Drop the pictures, then extract the listing word for word.

--- Begin Input material ---

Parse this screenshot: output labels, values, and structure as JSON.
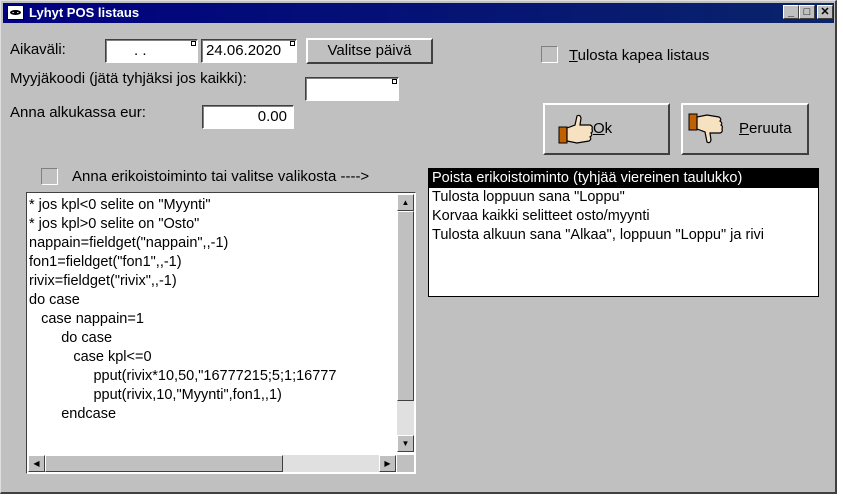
{
  "window": {
    "title": "Lyhyt POS listaus",
    "minimize": "_",
    "maximize": "□",
    "close": "✕"
  },
  "date_range": {
    "label": "Aikaväli:",
    "start": " .  .",
    "end": "24.06.2020",
    "select_button": "Valitse päivä"
  },
  "narrow_print": {
    "label": "Tulosta kapea listaus",
    "underline_char": "T",
    "label_rest": "ulosta kapea listaus"
  },
  "seller": {
    "label": "Myyjäkoodi (jätä tyhjäksi jos kaikki):",
    "value": ""
  },
  "opening_cash": {
    "label": "Anna alkukassa eur:",
    "value": "0.00"
  },
  "ok_button": {
    "label": "Ok",
    "underline_char": "O",
    "label_rest": "k",
    "icon": "thumbs-up-icon"
  },
  "cancel_button": {
    "label": "Peruuta",
    "underline_char": "P",
    "label_rest": "eruuta",
    "icon": "thumbs-down-icon"
  },
  "special_function": {
    "label": "Anna erikoistoiminto tai valitse valikosta ---->"
  },
  "code_lines": [
    "* jos kpl<0 selite on \"Myynti\"",
    "* jos kpl>0 selite on \"Osto\"",
    "nappain=fieldget(\"nappain\",,-1)",
    "fon1=fieldget(\"fon1\",,-1)",
    "rivix=fieldget(\"rivix\",,-1)",
    "do case",
    "   case nappain=1",
    "        do case",
    "           case kpl<=0",
    "                pput(rivix*10,50,\"16777215;5;1;16777",
    "                pput(rivix,10,\"Myynti\",fon1,,1)",
    "        endcase"
  ],
  "function_list": [
    "Poista erikoistoiminto (tyhjää viereinen taulukko)",
    "Tulosta loppuun sana \"Loppu\"",
    "Korvaa kaikki selitteet osto/myynti",
    "Tulosta alkuun sana \"Alkaa\", loppuun \"Loppu\" ja rivi"
  ],
  "function_list_selected": 0,
  "colors": {
    "face": "#c0c0c0",
    "title_bar": "#000080",
    "selection": "#000000"
  }
}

--- End Input material ---

## Exercise output
Parse this screenshot: output labels, values, and structure as JSON.
{
  "window": {
    "title": "Lyhyt POS listaus",
    "minimize": "_",
    "maximize": "□",
    "close": "✕"
  },
  "date_range": {
    "label": "Aikaväli:",
    "start": " .  .",
    "end": "24.06.2020",
    "select_button": "Valitse päivä"
  },
  "narrow_print": {
    "label": "Tulosta kapea listaus",
    "underline_char": "T",
    "label_rest": "ulosta kapea listaus"
  },
  "seller": {
    "label": "Myyjäkoodi (jätä tyhjäksi jos kaikki):",
    "value": ""
  },
  "opening_cash": {
    "label": "Anna alkukassa eur:",
    "value": "0.00"
  },
  "ok_button": {
    "label": "Ok",
    "underline_char": "O",
    "label_rest": "k",
    "icon": "thumbs-up-icon"
  },
  "cancel_button": {
    "label": "Peruuta",
    "underline_char": "P",
    "label_rest": "eruuta",
    "icon": "thumbs-down-icon"
  },
  "special_function": {
    "label": "Anna erikoistoiminto tai valitse valikosta ---->"
  },
  "code_lines": [
    "* jos kpl<0 selite on \"Myynti\"",
    "* jos kpl>0 selite on \"Osto\"",
    "nappain=fieldget(\"nappain\",,-1)",
    "fon1=fieldget(\"fon1\",,-1)",
    "rivix=fieldget(\"rivix\",,-1)",
    "do case",
    "   case nappain=1",
    "        do case",
    "           case kpl<=0",
    "                pput(rivix*10,50,\"16777215;5;1;16777",
    "                pput(rivix,10,\"Myynti\",fon1,,1)",
    "        endcase"
  ],
  "function_list": [
    "Poista erikoistoiminto (tyhjää viereinen taulukko)",
    "Tulosta loppuun sana \"Loppu\"",
    "Korvaa kaikki selitteet osto/myynti",
    "Tulosta alkuun sana \"Alkaa\", loppuun \"Loppu\" ja rivi"
  ],
  "function_list_selected": 0,
  "colors": {
    "face": "#c0c0c0",
    "title_bar": "#000080",
    "selection": "#000000"
  }
}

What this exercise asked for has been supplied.